- **Given data**
* START *
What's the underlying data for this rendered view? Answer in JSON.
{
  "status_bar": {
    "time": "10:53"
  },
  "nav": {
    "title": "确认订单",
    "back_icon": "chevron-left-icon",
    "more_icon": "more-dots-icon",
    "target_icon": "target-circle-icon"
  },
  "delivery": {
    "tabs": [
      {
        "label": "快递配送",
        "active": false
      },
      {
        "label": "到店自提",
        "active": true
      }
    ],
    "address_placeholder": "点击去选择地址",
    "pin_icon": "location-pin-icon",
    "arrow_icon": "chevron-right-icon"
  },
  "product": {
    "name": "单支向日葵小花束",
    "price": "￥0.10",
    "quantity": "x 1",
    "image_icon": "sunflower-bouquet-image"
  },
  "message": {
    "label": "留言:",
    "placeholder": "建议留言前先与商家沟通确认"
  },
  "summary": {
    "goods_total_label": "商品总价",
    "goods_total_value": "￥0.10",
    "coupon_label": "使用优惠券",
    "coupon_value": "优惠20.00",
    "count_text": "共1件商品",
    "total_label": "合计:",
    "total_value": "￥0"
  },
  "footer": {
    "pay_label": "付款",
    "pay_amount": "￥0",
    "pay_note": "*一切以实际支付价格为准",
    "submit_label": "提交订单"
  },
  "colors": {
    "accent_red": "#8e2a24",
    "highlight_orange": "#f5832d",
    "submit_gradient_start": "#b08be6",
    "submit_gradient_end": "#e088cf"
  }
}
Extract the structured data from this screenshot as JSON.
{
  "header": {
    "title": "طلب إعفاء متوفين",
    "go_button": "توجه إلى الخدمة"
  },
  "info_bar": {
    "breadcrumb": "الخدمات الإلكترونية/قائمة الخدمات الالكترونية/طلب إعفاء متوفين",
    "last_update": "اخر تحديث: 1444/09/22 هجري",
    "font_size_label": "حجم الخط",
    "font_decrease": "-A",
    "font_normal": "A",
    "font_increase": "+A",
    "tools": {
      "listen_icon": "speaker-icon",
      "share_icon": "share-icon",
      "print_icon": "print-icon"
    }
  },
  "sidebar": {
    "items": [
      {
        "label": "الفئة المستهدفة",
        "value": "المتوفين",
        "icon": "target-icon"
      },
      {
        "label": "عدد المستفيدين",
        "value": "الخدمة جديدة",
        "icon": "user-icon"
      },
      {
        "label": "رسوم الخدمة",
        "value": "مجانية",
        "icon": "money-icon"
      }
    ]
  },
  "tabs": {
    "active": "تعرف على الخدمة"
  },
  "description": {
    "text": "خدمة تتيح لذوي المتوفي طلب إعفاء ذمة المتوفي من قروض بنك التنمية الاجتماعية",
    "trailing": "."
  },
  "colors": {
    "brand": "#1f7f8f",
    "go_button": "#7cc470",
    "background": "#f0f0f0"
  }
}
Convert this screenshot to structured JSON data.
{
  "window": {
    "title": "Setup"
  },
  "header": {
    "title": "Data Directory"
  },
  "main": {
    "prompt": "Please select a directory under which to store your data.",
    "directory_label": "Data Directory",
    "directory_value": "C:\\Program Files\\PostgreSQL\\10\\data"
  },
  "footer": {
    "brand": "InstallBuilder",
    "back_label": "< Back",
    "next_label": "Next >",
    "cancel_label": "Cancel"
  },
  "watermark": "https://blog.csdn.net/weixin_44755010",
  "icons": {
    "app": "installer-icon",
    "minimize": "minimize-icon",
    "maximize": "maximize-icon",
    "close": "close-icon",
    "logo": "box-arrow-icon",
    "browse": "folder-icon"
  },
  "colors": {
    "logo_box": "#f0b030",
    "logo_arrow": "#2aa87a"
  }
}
* END *
- **Required work**
Repeat the data precisely, line by line.

- **Result of the task**
What's the underlying data for this rendered view? Answer in JSON.
{
  "status_bar": {
    "time": "10:53"
  },
  "nav": {
    "title": "确认订单",
    "back_icon": "chevron-left-icon",
    "more_icon": "more-dots-icon",
    "target_icon": "target-circle-icon"
  },
  "delivery": {
    "tabs": [
      {
        "label": "快递配送",
        "active": false
      },
      {
        "label": "到店自提",
        "active": true
      }
    ],
    "address_placeholder": "点击去选择地址",
    "pin_icon": "location-pin-icon",
    "arrow_icon": "chevron-right-icon"
  },
  "product": {
    "name": "单支向日葵小花束",
    "price": "￥0.10",
    "quantity": "x 1",
    "image_icon": "sunflower-bouquet-image"
  },
  "message": {
    "label": "留言:",
    "placeholder": "建议留言前先与商家沟通确认"
  },
  "summary": {
    "goods_total_label": "商品总价",
    "goods_total_value": "￥0.10",
    "coupon_label": "使用优惠券",
    "coupon_value": "优惠20.00",
    "count_text": "共1件商品",
    "total_label": "合计:",
    "total_value": "￥0"
  },
  "footer": {
    "pay_label": "付款",
    "pay_amount": "￥0",
    "pay_note": "*一切以实际支付价格为准",
    "submit_label": "提交订单"
  },
  "colors": {
    "accent_red": "#8e2a24",
    "highlight_orange": "#f5832d",
    "submit_gradient_start": "#b08be6",
    "submit_gradient_end": "#e088cf"
  }
}
Extract the structured data from this screenshot as JSON.
{
  "header": {
    "title": "طلب إعفاء متوفين",
    "go_button": "توجه إلى الخدمة"
  },
  "info_bar": {
    "breadcrumb": "الخدمات الإلكترونية/قائمة الخدمات الالكترونية/طلب إعفاء متوفين",
    "last_update": "اخر تحديث: 1444/09/22 هجري",
    "font_size_label": "حجم الخط",
    "font_decrease": "-A",
    "font_normal": "A",
    "font_increase": "+A",
    "tools": {
      "listen_icon": "speaker-icon",
      "share_icon": "share-icon",
      "print_icon": "print-icon"
    }
  },
  "sidebar": {
    "items": [
      {
        "label": "الفئة المستهدفة",
        "value": "المتوفين",
        "icon": "target-icon"
      },
      {
        "label": "عدد المستفيدين",
        "value": "الخدمة جديدة",
        "icon": "user-icon"
      },
      {
        "label": "رسوم الخدمة",
        "value": "مجانية",
        "icon": "money-icon"
      }
    ]
  },
  "tabs": {
    "active": "تعرف على الخدمة"
  },
  "description": {
    "text": "خدمة تتيح لذوي المتوفي طلب إعفاء ذمة المتوفي من قروض بنك التنمية الاجتماعية",
    "trailing": "."
  },
  "colors": {
    "brand": "#1f7f8f",
    "go_button": "#7cc470",
    "background": "#f0f0f0"
  }
}
Convert this screenshot to structured JSON data.
{
  "window": {
    "title": "Setup"
  },
  "header": {
    "title": "Data Directory"
  },
  "main": {
    "prompt": "Please select a directory under which to store your data.",
    "directory_label": "Data Directory",
    "directory_value": "C:\\Program Files\\PostgreSQL\\10\\data"
  },
  "footer": {
    "brand": "InstallBuilder",
    "back_label": "< Back",
    "next_label": "Next >",
    "cancel_label": "Cancel"
  },
  "watermark": "https://blog.csdn.net/weixin_44755010",
  "icons": {
    "app": "installer-icon",
    "minimize": "minimize-icon",
    "maximize": "maximize-icon",
    "close": "close-icon",
    "logo": "box-arrow-icon",
    "browse": "folder-icon"
  },
  "colors": {
    "logo_box": "#f0b030",
    "logo_arrow": "#2aa87a"
  }
}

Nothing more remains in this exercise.